Written problem: Sift the material for lines containing "optmat", and return them.

Items from a dataset:

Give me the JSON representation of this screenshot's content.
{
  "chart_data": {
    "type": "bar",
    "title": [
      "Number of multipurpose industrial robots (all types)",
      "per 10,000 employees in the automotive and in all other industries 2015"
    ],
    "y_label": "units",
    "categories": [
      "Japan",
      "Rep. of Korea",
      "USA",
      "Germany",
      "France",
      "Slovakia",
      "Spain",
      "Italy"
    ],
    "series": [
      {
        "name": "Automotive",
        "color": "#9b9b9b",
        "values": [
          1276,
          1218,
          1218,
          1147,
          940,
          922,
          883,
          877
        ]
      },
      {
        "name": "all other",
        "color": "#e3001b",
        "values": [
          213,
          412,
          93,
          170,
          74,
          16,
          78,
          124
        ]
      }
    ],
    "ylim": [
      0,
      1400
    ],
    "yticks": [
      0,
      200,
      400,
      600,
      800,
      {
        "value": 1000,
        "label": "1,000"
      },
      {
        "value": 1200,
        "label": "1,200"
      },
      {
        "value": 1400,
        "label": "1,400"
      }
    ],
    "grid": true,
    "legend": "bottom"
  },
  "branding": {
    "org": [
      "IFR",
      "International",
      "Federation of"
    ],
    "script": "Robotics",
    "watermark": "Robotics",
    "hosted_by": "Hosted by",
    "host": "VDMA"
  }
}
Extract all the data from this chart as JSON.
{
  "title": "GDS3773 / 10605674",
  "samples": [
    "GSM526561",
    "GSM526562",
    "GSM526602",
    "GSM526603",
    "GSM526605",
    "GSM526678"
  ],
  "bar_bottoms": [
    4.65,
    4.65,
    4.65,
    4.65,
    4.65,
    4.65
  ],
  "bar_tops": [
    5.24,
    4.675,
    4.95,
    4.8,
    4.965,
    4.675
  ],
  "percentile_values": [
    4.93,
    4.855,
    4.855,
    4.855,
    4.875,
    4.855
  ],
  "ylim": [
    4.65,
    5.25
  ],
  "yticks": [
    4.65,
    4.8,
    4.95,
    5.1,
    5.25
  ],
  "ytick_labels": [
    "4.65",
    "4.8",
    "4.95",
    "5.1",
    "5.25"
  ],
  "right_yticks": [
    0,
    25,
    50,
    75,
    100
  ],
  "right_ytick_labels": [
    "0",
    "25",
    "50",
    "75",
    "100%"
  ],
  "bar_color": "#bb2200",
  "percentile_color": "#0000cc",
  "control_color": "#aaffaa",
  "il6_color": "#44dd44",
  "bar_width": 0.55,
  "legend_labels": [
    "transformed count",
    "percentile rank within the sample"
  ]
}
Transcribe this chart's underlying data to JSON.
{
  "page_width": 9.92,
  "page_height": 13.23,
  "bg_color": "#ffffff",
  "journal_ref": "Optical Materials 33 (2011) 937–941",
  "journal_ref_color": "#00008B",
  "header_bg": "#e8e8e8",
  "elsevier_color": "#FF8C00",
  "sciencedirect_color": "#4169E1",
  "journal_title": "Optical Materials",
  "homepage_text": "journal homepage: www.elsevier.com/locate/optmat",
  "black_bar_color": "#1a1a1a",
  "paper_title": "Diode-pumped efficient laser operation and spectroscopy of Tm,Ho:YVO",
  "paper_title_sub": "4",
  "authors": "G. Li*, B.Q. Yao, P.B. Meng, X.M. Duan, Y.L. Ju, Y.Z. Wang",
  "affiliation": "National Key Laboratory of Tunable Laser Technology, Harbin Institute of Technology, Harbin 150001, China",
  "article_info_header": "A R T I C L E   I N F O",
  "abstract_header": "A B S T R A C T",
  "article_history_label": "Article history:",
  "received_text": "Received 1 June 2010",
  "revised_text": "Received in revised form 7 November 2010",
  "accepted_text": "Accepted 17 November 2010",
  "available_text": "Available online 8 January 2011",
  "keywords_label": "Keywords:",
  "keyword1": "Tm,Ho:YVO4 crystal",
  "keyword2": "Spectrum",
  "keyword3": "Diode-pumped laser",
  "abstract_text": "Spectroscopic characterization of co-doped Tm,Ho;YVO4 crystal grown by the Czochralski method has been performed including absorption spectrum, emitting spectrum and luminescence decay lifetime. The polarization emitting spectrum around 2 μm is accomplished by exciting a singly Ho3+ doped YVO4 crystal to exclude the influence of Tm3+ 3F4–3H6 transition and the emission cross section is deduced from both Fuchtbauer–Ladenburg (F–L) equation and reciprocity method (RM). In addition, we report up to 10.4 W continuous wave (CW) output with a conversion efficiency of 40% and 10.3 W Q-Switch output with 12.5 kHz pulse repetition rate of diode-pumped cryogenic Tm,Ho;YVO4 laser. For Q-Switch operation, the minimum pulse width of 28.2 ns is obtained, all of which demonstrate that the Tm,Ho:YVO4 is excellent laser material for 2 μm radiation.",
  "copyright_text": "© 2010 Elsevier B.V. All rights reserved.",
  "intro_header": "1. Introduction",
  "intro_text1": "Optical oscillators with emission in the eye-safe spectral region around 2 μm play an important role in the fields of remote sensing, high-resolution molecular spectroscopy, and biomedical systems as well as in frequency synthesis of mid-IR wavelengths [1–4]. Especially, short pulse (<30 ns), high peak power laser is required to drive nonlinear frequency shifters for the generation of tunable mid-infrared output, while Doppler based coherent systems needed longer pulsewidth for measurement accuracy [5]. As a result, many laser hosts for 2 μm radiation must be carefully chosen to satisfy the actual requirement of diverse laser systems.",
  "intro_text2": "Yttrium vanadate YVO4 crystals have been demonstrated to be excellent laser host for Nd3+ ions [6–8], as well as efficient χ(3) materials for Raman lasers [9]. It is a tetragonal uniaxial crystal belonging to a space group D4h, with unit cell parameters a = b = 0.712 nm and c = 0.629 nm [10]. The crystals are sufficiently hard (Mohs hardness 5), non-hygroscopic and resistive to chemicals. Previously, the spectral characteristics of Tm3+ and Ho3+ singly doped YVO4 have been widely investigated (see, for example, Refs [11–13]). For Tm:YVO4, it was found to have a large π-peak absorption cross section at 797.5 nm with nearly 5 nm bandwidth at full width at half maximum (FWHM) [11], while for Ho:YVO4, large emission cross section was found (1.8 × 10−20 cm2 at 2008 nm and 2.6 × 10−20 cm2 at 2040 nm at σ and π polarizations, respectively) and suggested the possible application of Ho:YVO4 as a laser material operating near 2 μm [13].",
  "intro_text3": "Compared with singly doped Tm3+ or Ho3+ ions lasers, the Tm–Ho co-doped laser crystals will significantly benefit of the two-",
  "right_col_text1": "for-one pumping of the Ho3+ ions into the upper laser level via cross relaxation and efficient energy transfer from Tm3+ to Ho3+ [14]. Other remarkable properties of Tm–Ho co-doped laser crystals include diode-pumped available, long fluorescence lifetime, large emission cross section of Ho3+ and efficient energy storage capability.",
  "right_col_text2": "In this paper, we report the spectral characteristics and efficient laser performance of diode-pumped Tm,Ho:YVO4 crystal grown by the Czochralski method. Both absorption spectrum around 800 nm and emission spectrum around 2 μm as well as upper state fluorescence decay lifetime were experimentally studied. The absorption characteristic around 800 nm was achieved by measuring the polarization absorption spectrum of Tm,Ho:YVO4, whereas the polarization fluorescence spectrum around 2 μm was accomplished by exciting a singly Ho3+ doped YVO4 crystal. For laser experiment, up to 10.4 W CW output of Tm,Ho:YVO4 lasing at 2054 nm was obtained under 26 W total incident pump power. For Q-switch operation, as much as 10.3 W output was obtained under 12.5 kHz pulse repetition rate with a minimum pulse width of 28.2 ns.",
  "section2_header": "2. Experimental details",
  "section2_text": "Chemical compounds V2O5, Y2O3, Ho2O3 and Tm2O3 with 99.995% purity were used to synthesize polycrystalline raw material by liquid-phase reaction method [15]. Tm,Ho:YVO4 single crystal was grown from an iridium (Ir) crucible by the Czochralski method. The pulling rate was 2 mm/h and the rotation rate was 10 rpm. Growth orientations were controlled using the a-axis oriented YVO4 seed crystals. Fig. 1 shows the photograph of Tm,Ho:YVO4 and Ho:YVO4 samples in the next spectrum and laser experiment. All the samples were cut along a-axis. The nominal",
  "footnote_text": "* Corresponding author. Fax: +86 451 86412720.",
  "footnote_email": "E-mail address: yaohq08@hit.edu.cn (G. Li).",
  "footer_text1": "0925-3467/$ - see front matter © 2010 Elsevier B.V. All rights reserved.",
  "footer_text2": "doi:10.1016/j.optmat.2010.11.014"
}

Task answer:
  "homepage_text": "journal homepage: www.elsevier.com/locate/optmat",
  "footer_text2": "doi:10.1016/j.optmat.2010.11.014"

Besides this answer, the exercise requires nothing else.